### [Text provided]
-- START --
This is part one of three pieces I'm putting together in celebration, dread, anxiety, relief, stress recognition of tax day. If you are curious about some more detailed, substantive tax policy from my perspective, explore this and this.
One of the policy areas that has translated quite smoothly from the presidential campaign has been implemented as the Making Work Pay tax credit through ARRA '09 (the stimulus bill). The rhetoric really is quite straightforward. President Obama and Congressional Democrats cut taxes for 100 million working families (give or take). That's called beating the GOP at their own game.
Past the framing, then, let's take a look at it in a little more substantive detail.
Hopefully you've all filed your Making Work Pay tax credit form, but just in case your eyes glazed over when you signed the stuff your accountant put in front of you, the tax credit was basically* a flat payment of $400 per worker (so, $800 for a married couple filing jointly). For those workers whose employers withhold taxes for quarterly 941 filings, employers readjusted withholdings based on new IRS tables so that the take home pay of workers was higher throughout the year. You get to figure it yourself if you're self-employed, and if you and your spouse made over $190,000, you're not eligible ($95,000 for single workers).
As far as tax policies go, this is pretty efficient. By affecting take home pay, it gets into people's hands very quickly. By phasing out at higher incomes and being a refundable credit (as opposed to a nonrefundable credit or a deduction), it's got a progressive core to it.
So the main question is whether it's worth it?
If we use a ballpark guestimate and say that 130 million Americans will claim the credit, at $400 a pop, that's a little over $50 billion. If we generated more than $50 billion of societal welfare, then we can call it a winner. And if this program is valuable, it leads to a natural follow-up question: should we be doing a lot more of this kind of thing?
-- END --
### [Goal]
List every distinct dollar amount that appears in the piece on the Making Work Pay tax credit.

### [Dataset]
-- START --
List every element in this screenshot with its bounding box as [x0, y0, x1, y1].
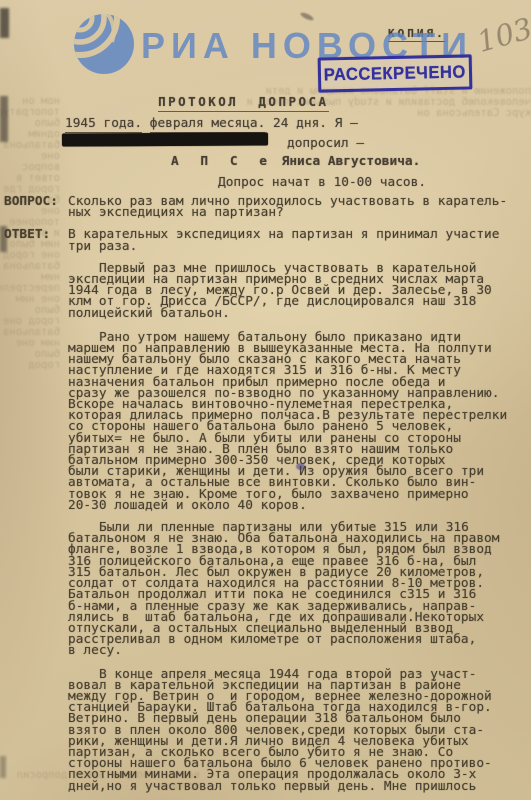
- date-line: 1945 года. февраля месяца. 24 дня. Я –: [65, 116, 358, 131]
- subject-initials: А П С е: [171, 154, 274, 169]
- declassified-stamp-text: РАССЕКРЕЧЕНО: [324, 62, 466, 86]
- subject-name-line: А П С е Яниса Августовича.: [171, 154, 420, 169]
- interrogator-line: допросил –: [287, 136, 364, 151]
- label-spacer: [4, 522, 68, 656]
- paragraph: Первый раз мне пришлось участвовать в ка…: [4, 263, 528, 319]
- ria-novosti-globe-icon: [72, 12, 136, 76]
- paragraph-text: Первый раз мне пришлось участвовать в ка…: [68, 263, 492, 319]
- question-label: ВОПРОС:: [4, 196, 68, 218]
- paragraph-text: Рано утром нашему батальону было приказа…: [68, 332, 507, 511]
- paragraph-text: Были ли пленные партизаны или убитые 315…: [68, 522, 499, 656]
- ink-blot: [296, 463, 305, 470]
- subject-name: Яниса Августовича.: [274, 154, 420, 169]
- scanned-document-page: положению и staff батальона женщины и де…: [0, 0, 531, 800]
- paragraph: Рано утром нашему батальону было приказа…: [4, 332, 528, 511]
- date-segment: 24 дня. Я –: [265, 116, 357, 131]
- edge-smudge: [0, 8, 9, 38]
- edge-smudge: [0, 96, 8, 142]
- title-gap: [238, 94, 258, 112]
- interrogation-start-time: Допрос начат в 10-00 часов.: [218, 175, 426, 190]
- paragraph: В конце апреля месяца 1944 года второй р…: [4, 669, 528, 792]
- redaction-bar: [62, 132, 268, 146]
- answer-block: ОТВЕТ: В карательных экспедициях на парт…: [4, 229, 528, 251]
- question-block: ВОПРОС: Сколько раз вам лично приходилос…: [4, 196, 528, 218]
- title-word: ПРОТОКОЛ: [158, 94, 238, 112]
- handwritten-page-number: 103: [473, 11, 531, 59]
- paragraph-text: В конце апреля месяца 1944 года второй р…: [68, 669, 492, 792]
- document-body: ВОПРОС: Сколько раз вам лично приходилос…: [4, 196, 528, 792]
- label-spacer: [4, 669, 68, 792]
- declassified-stamp: РАССЕКРЕЧЕНО: [318, 54, 473, 92]
- answer-label: ОТВЕТ:: [4, 229, 68, 251]
- date-gap: [142, 116, 150, 131]
- date-segment: 1945 года.: [65, 116, 142, 133]
- paper-speck: [300, 11, 315, 21]
- date-segment: февраля месяца.: [150, 116, 266, 133]
- title-word: ДОПРОСА: [258, 94, 328, 112]
- label-spacer: [4, 263, 68, 319]
- answer-text: В карательных экспедициях на партизан я …: [68, 229, 499, 251]
- paragraph: Были ли пленные партизаны или убитые 315…: [4, 522, 528, 656]
- label-spacer: [4, 332, 68, 511]
- question-text: Сколько раз вам лично приходилось участв…: [68, 196, 507, 218]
-- END --
### [Solution to this task]
$400, $800, $190,000, $95,000, $50 billion